
  • Really… Alfresco is like Sharepoint?

    Sharepoint is not document management. It’s a shared drive with some versioning. There’s a lot more to it than that.

    Sharepoint’s search is horrible. I’ve never seen their full text indexing work correctly. Workflow is very limited. Sharepoint, like most Microsoft products, has just enough to get you through with something you can set up yourself. If you want a serious solution, you’re going to something like Documentum.

    That said, Alfresco is more on the Documentum side of the fence than the Sharepoint side. You have all the experience of the guys who built Documentum on your side.

    “Alfresco is quite powerful even though it is free and open source.”

    Welcome to the new world(post 2002) where it is no longer unusual for open source software to be equally good if not better than it’s commercial alternatives.

→ **Task to carry out**:
Reproduce word for word the stretch of the comment on Alfresco and Sharepoint from "Sharepoint is not" through "it’s commercial alternatives.".

Saved entries
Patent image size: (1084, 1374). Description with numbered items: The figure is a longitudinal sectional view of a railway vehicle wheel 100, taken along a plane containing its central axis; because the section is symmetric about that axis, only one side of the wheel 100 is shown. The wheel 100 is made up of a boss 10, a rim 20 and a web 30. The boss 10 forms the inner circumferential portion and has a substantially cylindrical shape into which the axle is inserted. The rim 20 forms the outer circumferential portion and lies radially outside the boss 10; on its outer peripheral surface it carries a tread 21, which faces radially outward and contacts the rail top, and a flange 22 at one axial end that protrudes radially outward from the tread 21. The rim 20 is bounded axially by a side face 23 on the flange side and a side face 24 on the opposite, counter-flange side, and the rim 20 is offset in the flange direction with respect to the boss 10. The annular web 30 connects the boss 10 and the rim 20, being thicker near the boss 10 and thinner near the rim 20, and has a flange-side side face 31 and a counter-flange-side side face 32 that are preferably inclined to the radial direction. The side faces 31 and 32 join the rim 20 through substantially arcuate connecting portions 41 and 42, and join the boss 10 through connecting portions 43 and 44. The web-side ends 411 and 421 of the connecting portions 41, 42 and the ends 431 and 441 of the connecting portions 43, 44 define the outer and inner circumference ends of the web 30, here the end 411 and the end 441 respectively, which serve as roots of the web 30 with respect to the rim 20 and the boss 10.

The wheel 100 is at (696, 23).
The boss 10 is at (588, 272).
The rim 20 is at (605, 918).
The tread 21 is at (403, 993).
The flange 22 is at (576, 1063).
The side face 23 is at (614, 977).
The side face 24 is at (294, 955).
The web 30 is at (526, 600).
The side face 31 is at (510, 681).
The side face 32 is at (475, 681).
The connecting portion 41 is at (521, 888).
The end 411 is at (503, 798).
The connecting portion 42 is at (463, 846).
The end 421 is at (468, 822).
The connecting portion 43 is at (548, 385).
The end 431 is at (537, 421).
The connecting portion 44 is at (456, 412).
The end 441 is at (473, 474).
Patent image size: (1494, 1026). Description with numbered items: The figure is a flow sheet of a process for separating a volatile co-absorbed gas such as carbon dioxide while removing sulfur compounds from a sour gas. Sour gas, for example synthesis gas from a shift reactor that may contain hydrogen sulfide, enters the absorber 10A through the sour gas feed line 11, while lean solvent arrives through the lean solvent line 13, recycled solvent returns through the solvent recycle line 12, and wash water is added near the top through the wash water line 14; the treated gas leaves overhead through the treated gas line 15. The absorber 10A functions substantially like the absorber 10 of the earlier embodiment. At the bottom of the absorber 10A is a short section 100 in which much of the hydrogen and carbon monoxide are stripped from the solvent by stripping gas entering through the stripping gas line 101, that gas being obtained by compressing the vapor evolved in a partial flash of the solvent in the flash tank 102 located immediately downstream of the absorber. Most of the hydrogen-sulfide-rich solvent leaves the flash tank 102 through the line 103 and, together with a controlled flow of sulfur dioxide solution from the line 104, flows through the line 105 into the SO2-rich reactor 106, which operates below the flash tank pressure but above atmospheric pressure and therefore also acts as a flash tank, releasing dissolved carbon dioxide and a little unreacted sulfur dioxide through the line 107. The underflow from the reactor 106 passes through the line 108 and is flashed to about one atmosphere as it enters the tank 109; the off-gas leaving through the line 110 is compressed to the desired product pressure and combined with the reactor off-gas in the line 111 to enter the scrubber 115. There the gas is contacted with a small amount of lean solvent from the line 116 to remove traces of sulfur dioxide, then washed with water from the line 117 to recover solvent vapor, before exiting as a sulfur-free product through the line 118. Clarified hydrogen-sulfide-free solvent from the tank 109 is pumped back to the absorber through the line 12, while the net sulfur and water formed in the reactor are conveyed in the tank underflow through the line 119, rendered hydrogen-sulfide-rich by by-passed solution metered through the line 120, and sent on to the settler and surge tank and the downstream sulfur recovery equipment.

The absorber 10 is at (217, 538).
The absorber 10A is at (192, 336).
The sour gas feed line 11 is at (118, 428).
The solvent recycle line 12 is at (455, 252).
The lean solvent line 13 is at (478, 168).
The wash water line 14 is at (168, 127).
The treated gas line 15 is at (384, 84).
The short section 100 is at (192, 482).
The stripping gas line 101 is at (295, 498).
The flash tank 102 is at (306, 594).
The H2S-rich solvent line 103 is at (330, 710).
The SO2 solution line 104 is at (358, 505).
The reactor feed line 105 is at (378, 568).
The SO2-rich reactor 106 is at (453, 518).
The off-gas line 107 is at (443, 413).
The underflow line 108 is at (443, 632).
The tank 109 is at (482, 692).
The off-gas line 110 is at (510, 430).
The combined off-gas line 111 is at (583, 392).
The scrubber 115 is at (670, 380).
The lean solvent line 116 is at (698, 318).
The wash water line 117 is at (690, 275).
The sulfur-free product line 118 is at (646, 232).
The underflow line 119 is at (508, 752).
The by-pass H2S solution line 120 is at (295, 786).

→ **Response to the task**:
Sharepoint is not document management. It’s a shared drive with some versioning. There’s a lot more to it than that.

    Sharepoint’s search is horrible. I’ve never seen their full text indexing work correctly. Workflow is very limited. Sharepoint, like most Microsoft products, has just enough to get you through with something you can set up yourself. If you want a serious solution, you’re going to something like Documentum.

    That said, Alfresco is more on the Documentum side of the fence than the Sharepoint side. You have all the experience of the guys who built Documentum on your side.

    “Alfresco is quite powerful even though it is free and open source.”

    Welcome to the new world(post 2002) where it is no longer unusual for open source software to be equally good if not better than it’s commercial alternatives.